THE EXERCISE -> Quote the listing below in its entirety, omitting every image.

##### MATERIAL FOR THIS TASK

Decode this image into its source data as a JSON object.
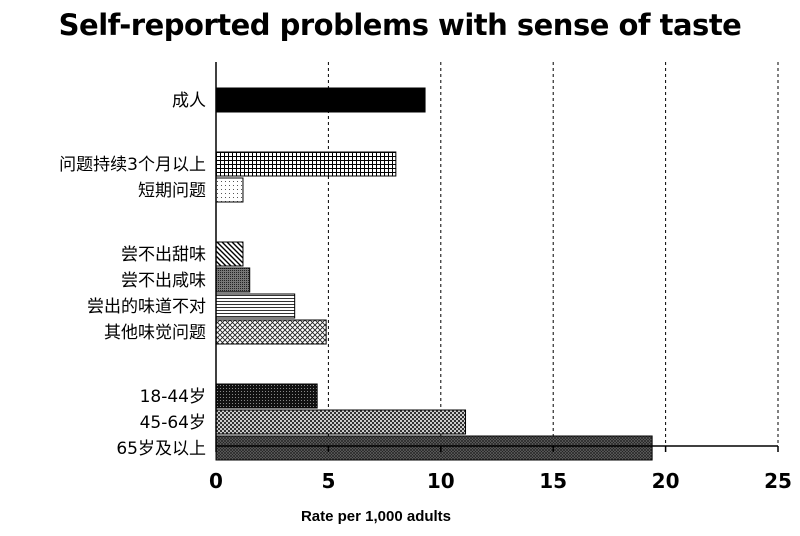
{
  "chart_data": {
    "type": "bar",
    "orientation": "horizontal",
    "title": "Self-reported problems with sense of taste",
    "xlabel": "Rate per 1,000 adults",
    "ylabel": "",
    "xlim": [
      0,
      25
    ],
    "x_ticks": [
      "0",
      "5",
      "10",
      "15",
      "20",
      "25"
    ],
    "grid": "vertical-dashed",
    "legend": "none",
    "bars": [
      {
        "label": "成人",
        "value": 9.3,
        "pattern": "solid",
        "group": 0
      },
      {
        "label": "问题持续3个月以上",
        "value": 8.0,
        "pattern": "grid",
        "group": 1
      },
      {
        "label": "短期问题",
        "value": 1.2,
        "pattern": "dots-light",
        "group": 1
      },
      {
        "label": "尝不出甜味",
        "value": 1.2,
        "pattern": "diagonal",
        "group": 2
      },
      {
        "label": "尝不出咸味",
        "value": 1.5,
        "pattern": "fine-dark",
        "group": 2
      },
      {
        "label": "尝出的味道不对",
        "value": 3.5,
        "pattern": "horizontal-lines",
        "group": 2
      },
      {
        "label": "其他味觉问题",
        "value": 4.9,
        "pattern": "crosshatch",
        "group": 2
      },
      {
        "label": "18-44岁",
        "value": 4.5,
        "pattern": "dense-dark",
        "group": 3
      },
      {
        "label": "45-64岁",
        "value": 11.1,
        "pattern": "checker",
        "group": 3
      },
      {
        "label": "65岁及以上",
        "value": 19.4,
        "pattern": "fine-crosshatch",
        "group": 3
      }
    ]
  }
}
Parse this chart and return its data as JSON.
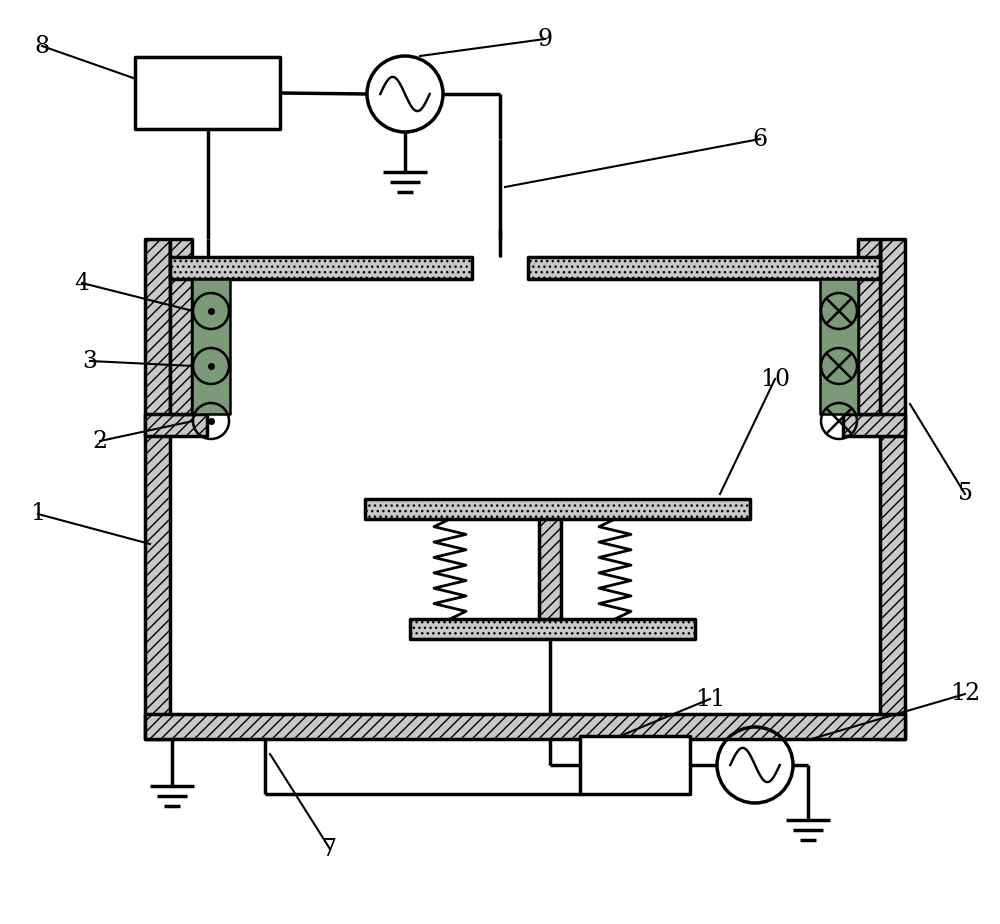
{
  "bg_color": "#ffffff",
  "gray_fill": "#c8c8c8",
  "green_fill": "#7a9a78",
  "lw_main": 2.5,
  "lw_thin": 1.8,
  "label_fs": 17
}
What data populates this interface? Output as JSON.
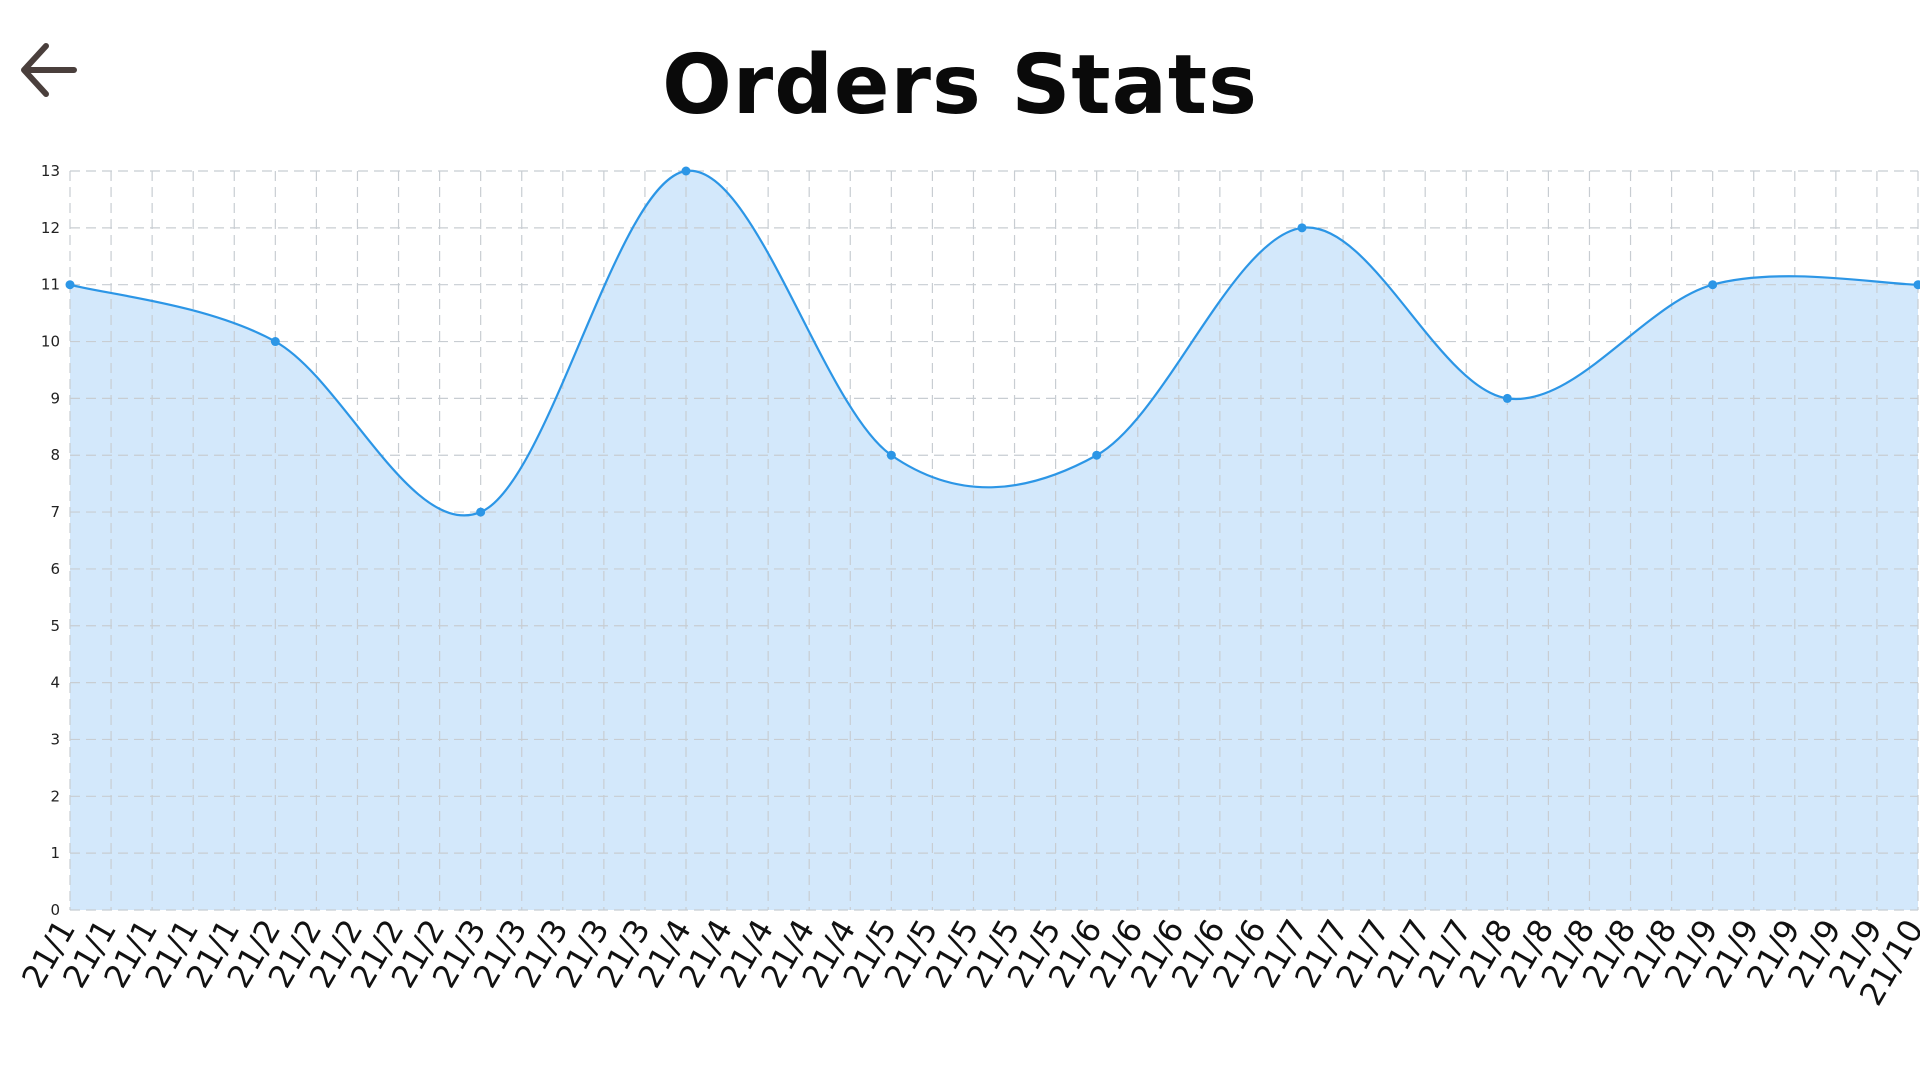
{
  "page": {
    "title": "Orders Stats",
    "back_icon": "arrow-left-icon"
  },
  "colors": {
    "line": "#2c96e6",
    "fill": "#d3e8fb",
    "grid": "#c8cdd2",
    "icon": "#4a3f3c"
  },
  "chart_data": {
    "type": "area",
    "title": "Orders Stats",
    "xlabel": "",
    "ylabel": "",
    "ylim": [
      0,
      13
    ],
    "yticks": [
      0,
      1,
      2,
      3,
      4,
      5,
      6,
      7,
      8,
      9,
      10,
      11,
      12,
      13
    ],
    "grid": true,
    "smooth": true,
    "categories": [
      "21/1",
      "21/1",
      "21/1",
      "21/1",
      "21/1",
      "21/2",
      "21/2",
      "21/2",
      "21/2",
      "21/2",
      "21/3",
      "21/3",
      "21/3",
      "21/3",
      "21/3",
      "21/4",
      "21/4",
      "21/4",
      "21/4",
      "21/4",
      "21/5",
      "21/5",
      "21/5",
      "21/5",
      "21/5",
      "21/6",
      "21/6",
      "21/6",
      "21/6",
      "21/6",
      "21/7",
      "21/7",
      "21/7",
      "21/7",
      "21/7",
      "21/8",
      "21/8",
      "21/8",
      "21/8",
      "21/8",
      "21/9",
      "21/9",
      "21/9",
      "21/9",
      "21/9",
      "21/10"
    ],
    "points": [
      {
        "index": 0,
        "value": 11
      },
      {
        "index": 5,
        "value": 10
      },
      {
        "index": 10,
        "value": 7
      },
      {
        "index": 15,
        "value": 13
      },
      {
        "index": 20,
        "value": 8
      },
      {
        "index": 25,
        "value": 8
      },
      {
        "index": 30,
        "value": 12
      },
      {
        "index": 35,
        "value": 9
      },
      {
        "index": 40,
        "value": 11
      },
      {
        "index": 45,
        "value": 11
      }
    ]
  }
}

##########

FULL SOLUTION ->
Decode this image into its source data as a JSON object.
{
  "chart_data": {
    "type": "bar",
    "orientation": "horizontal",
    "title": "Self-reported problems with sense of taste",
    "xlabel": "Rate per 1,000 adults",
    "ylabel": "",
    "xlim": [
      0,
      25
    ],
    "x_ticks": [
      "0",
      "5",
      "10",
      "15",
      "20",
      "25"
    ],
    "grid": "vertical-dashed",
    "legend": "none",
    "bars": [
      {
        "label": "成人",
        "value": 9.3,
        "pattern": "solid",
        "group": 0
      },
      {
        "label": "问题持续3个月以上",
        "value": 8.0,
        "pattern": "grid",
        "group": 1
      },
      {
        "label": "短期问题",
        "value": 1.2,
        "pattern": "dots-light",
        "group": 1
      },
      {
        "label": "尝不出甜味",
        "value": 1.2,
        "pattern": "diagonal",
        "group": 2
      },
      {
        "label": "尝不出咸味",
        "value": 1.5,
        "pattern": "fine-dark",
        "group": 2
      },
      {
        "label": "尝出的味道不对",
        "value": 3.5,
        "pattern": "horizontal-lines",
        "group": 2
      },
      {
        "label": "其他味觉问题",
        "value": 4.9,
        "pattern": "crosshatch",
        "group": 2
      },
      {
        "label": "18-44岁",
        "value": 4.5,
        "pattern": "dense-dark",
        "group": 3
      },
      {
        "label": "45-64岁",
        "value": 11.1,
        "pattern": "checker",
        "group": 3
      },
      {
        "label": "65岁及以上",
        "value": 19.4,
        "pattern": "fine-crosshatch",
        "group": 3
      }
    ]
  }
}
Parse this chart and return its data as JSON.
{
  "bg_color": "#ffffff",
  "gray_fill": "#c8c8c8",
  "green_fill": "#7a9a78",
  "lw_main": 2.5,
  "lw_thin": 1.8,
  "label_fs": 17
}
What data populates this interface? Output as JSON.
{
  "page": {
    "title": "Orders Stats",
    "back_icon": "arrow-left-icon"
  },
  "colors": {
    "line": "#2c96e6",
    "fill": "#d3e8fb",
    "grid": "#c8cdd2",
    "icon": "#4a3f3c"
  },
  "chart_data": {
    "type": "area",
    "title": "Orders Stats",
    "xlabel": "",
    "ylabel": "",
    "ylim": [
      0,
      13
    ],
    "yticks": [
      0,
      1,
      2,
      3,
      4,
      5,
      6,
      7,
      8,
      9,
      10,
      11,
      12,
      13
    ],
    "grid": true,
    "smooth": true,
    "categories": [
      "21/1",
      "21/1",
      "21/1",
      "21/1",
      "21/1",
      "21/2",
      "21/2",
      "21/2",
      "21/2",
      "21/2",
      "21/3",
      "21/3",
      "21/3",
      "21/3",
      "21/3",
      "21/4",
      "21/4",
      "21/4",
      "21/4",
      "21/4",
      "21/5",
      "21/5",
      "21/5",
      "21/5",
      "21/5",
      "21/6",
      "21/6",
      "21/6",
      "21/6",
      "21/6",
      "21/7",
      "21/7",
      "21/7",
      "21/7",
      "21/7",
      "21/8",
      "21/8",
      "21/8",
      "21/8",
      "21/8",
      "21/9",
      "21/9",
      "21/9",
      "21/9",
      "21/9",
      "21/10"
    ],
    "points": [
      {
        "index": 0,
        "value": 11
      },
      {
        "index": 5,
        "value": 10
      },
      {
        "index": 10,
        "value": 7
      },
      {
        "index": 15,
        "value": 13
      },
      {
        "index": 20,
        "value": 8
      },
      {
        "index": 25,
        "value": 8
      },
      {
        "index": 30,
        "value": 12
      },
      {
        "index": 35,
        "value": 9
      },
      {
        "index": 40,
        "value": 11
      },
      {
        "index": 45,
        "value": 11
      }
    ]
  }
}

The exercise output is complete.